> _Request_: Assemble all lines in which the string "Work" appears.

Structured figure records:
★ ★ ★ ★ ★ ★ ★

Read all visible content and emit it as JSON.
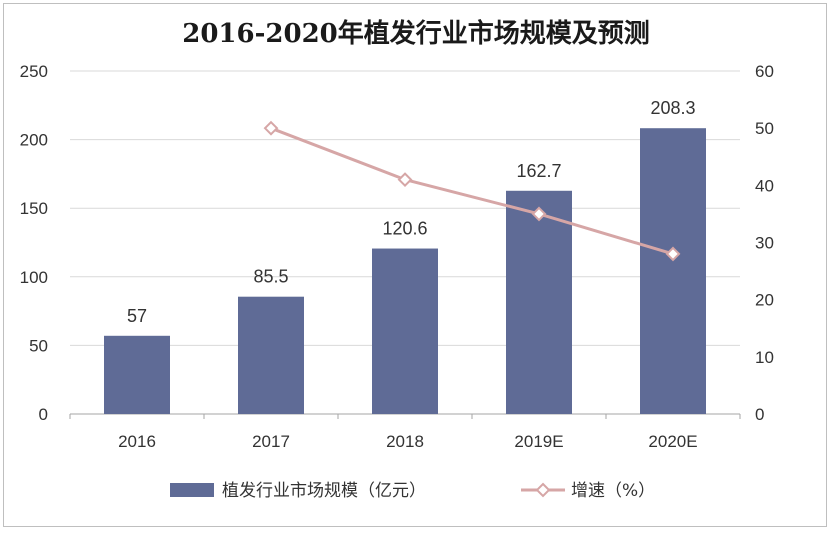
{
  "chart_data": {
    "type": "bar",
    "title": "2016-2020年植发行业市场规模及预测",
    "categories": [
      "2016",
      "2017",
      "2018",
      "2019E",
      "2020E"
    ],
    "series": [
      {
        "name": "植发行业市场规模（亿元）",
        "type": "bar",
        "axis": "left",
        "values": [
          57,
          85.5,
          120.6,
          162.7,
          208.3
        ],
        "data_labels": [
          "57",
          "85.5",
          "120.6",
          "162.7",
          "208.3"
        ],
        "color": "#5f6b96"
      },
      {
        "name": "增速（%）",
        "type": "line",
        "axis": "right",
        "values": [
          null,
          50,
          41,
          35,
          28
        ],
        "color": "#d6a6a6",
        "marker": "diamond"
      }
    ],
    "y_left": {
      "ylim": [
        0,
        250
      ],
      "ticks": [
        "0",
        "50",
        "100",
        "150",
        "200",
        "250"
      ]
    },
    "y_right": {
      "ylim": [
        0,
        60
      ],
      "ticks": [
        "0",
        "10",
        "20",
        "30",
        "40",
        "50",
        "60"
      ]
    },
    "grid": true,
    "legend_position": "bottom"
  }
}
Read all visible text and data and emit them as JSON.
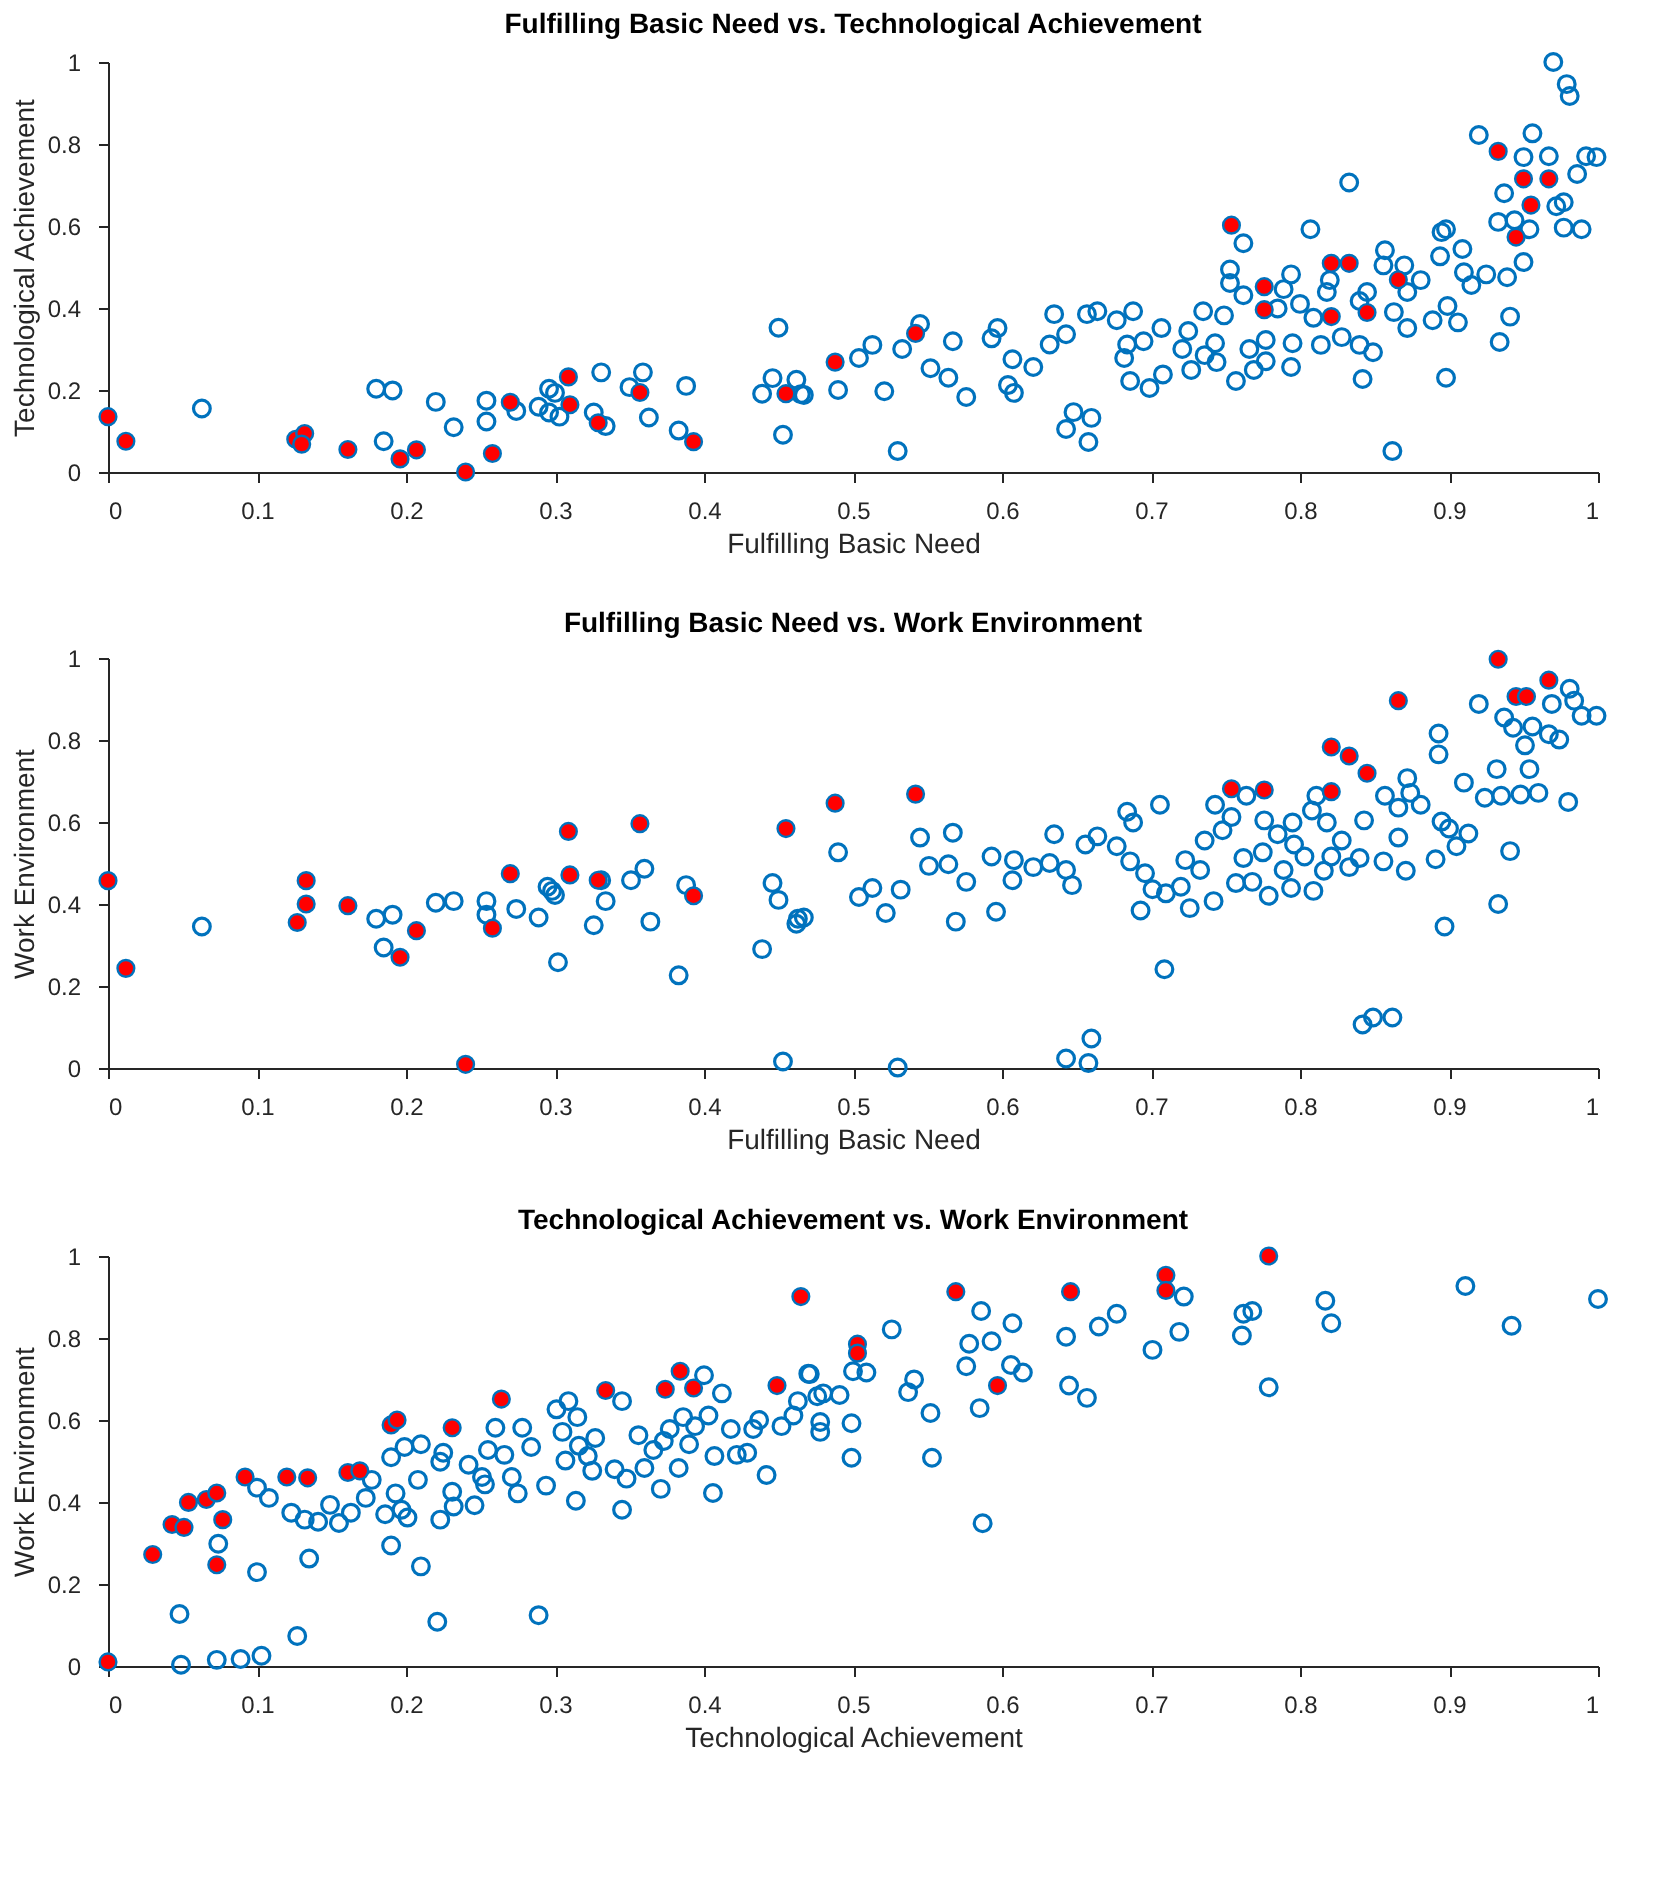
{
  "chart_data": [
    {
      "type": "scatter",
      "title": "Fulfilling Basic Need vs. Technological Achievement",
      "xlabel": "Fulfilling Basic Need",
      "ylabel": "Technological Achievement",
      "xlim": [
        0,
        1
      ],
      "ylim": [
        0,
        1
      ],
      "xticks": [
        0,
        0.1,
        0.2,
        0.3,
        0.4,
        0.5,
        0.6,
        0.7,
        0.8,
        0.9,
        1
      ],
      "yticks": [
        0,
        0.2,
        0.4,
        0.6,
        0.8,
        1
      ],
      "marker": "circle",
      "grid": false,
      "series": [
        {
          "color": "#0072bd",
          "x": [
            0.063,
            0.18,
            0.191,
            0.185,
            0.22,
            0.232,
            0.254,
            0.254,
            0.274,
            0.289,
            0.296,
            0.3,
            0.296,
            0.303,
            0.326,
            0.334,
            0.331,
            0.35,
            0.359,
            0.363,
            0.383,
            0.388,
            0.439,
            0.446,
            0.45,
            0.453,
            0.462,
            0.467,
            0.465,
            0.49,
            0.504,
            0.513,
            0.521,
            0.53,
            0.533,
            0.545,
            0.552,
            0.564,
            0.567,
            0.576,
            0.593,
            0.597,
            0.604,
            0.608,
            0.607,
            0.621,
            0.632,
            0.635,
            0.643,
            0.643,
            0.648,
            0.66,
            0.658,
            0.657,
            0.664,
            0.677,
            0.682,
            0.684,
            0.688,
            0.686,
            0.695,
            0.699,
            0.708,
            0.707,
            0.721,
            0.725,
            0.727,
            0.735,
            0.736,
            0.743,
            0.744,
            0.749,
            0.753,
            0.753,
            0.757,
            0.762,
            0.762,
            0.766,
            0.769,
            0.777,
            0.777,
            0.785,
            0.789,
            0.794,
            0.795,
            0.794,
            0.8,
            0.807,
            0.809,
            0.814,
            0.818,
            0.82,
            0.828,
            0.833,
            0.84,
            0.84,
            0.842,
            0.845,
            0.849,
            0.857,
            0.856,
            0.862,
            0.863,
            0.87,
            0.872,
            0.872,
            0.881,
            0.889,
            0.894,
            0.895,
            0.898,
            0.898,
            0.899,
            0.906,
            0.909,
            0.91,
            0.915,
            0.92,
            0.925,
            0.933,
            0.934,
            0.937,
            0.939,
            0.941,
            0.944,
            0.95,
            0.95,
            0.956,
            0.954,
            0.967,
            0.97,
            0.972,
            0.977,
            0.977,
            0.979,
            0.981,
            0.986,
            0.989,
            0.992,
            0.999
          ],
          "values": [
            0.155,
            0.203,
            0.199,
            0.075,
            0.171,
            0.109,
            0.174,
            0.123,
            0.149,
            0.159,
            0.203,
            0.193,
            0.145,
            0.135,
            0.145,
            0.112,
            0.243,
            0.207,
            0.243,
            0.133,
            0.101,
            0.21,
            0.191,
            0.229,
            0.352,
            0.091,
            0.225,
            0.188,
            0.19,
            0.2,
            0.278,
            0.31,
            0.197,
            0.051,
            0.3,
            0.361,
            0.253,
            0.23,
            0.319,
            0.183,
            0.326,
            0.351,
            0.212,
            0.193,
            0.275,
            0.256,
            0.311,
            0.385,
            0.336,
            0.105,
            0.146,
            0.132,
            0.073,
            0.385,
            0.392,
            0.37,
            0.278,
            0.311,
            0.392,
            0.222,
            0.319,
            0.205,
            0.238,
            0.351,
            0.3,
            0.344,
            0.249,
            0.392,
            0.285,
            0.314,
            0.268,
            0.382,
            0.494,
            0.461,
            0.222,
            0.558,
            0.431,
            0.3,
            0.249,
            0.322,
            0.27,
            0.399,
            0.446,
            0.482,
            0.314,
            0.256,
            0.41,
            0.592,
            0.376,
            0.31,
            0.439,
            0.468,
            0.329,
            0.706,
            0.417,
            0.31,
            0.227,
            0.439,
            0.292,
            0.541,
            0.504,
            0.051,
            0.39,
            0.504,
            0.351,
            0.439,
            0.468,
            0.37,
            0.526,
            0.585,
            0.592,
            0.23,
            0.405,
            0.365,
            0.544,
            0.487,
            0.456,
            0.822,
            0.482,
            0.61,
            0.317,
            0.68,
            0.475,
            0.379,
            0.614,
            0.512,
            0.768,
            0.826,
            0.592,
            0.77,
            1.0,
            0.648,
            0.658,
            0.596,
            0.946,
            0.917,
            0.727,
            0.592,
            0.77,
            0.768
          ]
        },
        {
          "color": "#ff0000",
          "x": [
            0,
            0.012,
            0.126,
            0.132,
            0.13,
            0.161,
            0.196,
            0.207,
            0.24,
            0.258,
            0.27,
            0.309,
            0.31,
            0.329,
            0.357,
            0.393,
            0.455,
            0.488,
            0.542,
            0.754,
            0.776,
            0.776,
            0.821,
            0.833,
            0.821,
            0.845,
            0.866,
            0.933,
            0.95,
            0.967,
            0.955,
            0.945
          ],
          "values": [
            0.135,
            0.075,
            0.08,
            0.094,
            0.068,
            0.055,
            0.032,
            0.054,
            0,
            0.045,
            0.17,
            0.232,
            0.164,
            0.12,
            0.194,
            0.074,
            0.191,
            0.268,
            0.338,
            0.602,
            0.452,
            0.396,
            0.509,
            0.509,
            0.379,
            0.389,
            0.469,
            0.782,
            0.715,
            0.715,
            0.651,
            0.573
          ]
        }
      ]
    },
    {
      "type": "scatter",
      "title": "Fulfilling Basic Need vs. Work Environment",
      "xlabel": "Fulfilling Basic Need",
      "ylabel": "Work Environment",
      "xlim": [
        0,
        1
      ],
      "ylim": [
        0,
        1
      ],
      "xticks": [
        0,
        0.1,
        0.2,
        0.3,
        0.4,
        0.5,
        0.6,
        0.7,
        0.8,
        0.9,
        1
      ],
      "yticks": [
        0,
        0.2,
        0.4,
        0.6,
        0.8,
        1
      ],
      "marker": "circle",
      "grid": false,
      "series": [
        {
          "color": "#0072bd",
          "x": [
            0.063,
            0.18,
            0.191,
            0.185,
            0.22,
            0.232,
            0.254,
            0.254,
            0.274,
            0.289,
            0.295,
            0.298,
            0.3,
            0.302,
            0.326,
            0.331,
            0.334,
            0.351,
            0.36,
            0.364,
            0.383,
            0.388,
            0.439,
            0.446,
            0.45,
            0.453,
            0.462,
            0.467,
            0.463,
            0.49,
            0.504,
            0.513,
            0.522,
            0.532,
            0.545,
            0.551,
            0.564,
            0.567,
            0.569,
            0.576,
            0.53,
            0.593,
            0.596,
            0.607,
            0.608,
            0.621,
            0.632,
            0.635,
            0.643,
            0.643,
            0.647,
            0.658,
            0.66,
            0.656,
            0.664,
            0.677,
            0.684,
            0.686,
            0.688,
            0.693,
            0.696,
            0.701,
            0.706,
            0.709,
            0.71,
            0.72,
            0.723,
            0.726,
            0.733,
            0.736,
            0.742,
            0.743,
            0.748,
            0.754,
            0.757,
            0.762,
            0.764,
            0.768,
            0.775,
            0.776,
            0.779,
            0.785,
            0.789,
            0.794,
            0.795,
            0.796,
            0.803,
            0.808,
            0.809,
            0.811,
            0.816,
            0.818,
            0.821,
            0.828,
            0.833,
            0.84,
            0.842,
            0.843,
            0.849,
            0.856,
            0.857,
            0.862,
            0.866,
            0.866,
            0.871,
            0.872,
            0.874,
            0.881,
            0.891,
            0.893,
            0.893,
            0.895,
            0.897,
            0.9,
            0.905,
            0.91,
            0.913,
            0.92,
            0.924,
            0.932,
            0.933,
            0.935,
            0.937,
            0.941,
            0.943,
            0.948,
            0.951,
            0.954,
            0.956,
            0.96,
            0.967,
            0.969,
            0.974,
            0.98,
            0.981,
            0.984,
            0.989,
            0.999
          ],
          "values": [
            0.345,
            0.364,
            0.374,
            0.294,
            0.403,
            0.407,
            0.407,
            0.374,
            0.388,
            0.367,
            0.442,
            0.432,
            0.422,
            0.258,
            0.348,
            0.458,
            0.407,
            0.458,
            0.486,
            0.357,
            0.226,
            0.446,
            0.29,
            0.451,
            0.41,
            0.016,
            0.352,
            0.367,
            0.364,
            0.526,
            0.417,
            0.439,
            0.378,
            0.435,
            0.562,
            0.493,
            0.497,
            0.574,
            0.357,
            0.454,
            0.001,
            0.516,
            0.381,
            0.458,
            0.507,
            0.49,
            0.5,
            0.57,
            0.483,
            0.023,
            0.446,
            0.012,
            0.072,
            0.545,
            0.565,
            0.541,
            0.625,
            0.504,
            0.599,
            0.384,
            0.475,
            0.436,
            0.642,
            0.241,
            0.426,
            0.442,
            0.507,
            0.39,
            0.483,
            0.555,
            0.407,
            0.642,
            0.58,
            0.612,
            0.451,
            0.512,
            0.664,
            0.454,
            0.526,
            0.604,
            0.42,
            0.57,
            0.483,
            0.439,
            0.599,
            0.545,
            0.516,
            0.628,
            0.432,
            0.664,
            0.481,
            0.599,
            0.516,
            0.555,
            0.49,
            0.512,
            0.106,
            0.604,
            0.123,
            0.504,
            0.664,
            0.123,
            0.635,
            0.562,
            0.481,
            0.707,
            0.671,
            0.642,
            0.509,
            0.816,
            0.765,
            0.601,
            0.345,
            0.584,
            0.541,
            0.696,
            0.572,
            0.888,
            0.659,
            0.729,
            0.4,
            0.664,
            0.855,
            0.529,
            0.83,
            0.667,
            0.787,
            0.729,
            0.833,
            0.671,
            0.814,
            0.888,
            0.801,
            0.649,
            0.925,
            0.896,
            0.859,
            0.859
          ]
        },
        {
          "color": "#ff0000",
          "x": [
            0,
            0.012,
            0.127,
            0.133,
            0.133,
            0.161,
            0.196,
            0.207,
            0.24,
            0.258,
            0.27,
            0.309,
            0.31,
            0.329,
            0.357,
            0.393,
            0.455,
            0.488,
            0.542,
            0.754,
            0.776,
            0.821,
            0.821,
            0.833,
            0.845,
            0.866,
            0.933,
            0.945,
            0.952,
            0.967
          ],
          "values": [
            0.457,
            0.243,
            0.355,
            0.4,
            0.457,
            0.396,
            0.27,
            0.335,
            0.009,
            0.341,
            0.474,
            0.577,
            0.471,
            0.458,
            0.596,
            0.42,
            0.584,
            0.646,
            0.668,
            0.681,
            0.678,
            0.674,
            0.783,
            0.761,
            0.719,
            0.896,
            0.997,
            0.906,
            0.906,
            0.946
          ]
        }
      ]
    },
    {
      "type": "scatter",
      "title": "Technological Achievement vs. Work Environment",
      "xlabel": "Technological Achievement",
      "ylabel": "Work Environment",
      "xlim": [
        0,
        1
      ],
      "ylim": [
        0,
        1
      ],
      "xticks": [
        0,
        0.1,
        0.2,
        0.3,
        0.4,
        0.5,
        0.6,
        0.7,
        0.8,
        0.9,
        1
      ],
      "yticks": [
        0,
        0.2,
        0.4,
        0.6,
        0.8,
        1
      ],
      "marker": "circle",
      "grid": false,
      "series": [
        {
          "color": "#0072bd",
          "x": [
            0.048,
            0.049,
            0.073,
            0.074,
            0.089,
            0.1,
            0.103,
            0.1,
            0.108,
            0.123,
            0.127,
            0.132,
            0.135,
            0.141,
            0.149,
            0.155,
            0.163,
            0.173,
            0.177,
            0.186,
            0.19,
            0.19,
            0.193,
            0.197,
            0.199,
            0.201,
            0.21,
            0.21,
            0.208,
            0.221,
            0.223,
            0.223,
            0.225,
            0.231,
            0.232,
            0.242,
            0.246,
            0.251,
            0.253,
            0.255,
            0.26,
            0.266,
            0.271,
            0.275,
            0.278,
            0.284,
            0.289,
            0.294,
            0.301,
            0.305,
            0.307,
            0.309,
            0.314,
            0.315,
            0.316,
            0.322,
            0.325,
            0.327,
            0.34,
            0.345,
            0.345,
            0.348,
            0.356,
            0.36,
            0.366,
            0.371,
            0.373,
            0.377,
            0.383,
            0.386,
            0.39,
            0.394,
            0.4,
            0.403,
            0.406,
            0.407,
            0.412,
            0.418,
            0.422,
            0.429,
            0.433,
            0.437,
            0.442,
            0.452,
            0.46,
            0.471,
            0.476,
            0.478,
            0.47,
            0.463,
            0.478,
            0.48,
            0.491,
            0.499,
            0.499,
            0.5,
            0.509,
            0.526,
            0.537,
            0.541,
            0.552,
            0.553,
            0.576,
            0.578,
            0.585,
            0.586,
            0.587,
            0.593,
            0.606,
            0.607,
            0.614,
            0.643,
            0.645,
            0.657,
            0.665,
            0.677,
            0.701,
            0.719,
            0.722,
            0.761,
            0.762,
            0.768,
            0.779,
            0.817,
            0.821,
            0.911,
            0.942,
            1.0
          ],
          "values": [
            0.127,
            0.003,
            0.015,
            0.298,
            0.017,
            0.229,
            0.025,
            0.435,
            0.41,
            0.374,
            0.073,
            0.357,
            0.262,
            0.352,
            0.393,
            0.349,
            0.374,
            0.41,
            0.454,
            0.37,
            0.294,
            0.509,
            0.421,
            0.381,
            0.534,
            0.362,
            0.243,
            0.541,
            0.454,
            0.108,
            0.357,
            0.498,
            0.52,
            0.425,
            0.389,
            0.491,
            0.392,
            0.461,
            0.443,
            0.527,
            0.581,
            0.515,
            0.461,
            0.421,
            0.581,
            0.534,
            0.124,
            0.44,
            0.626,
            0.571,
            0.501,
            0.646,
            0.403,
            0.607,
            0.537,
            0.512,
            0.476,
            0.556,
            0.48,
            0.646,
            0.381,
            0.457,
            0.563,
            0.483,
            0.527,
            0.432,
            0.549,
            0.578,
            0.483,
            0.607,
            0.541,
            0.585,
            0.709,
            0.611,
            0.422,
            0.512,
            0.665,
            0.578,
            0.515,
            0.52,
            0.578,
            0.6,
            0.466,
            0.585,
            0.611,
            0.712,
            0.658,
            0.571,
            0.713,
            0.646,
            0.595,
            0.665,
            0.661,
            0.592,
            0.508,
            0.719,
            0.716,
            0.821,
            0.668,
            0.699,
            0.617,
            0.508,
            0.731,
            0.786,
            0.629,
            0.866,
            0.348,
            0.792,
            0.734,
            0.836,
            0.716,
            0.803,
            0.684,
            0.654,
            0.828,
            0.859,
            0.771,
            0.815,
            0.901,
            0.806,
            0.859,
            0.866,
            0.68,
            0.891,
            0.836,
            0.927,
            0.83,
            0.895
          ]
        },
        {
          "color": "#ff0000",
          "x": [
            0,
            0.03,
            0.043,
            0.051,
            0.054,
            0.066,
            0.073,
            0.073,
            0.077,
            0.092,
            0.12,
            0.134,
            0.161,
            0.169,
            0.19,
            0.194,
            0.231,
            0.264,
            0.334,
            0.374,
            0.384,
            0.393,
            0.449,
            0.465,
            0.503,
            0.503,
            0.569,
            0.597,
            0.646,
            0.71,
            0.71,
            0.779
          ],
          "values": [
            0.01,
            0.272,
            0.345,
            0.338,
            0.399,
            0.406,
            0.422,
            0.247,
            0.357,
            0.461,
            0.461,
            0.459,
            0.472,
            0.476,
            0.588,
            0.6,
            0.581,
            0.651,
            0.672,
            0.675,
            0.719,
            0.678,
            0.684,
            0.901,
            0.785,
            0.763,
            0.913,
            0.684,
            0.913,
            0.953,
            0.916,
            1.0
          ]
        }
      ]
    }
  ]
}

★ ★ ★ ★ ★ ★ ★

> _Right answer_:
      "title": "Fulfilling Basic Need vs. Work Environment",
      "ylabel": "Work Environment",
      "title": "Technological Achievement vs. Work Environment",
      "ylabel": "Work Environment",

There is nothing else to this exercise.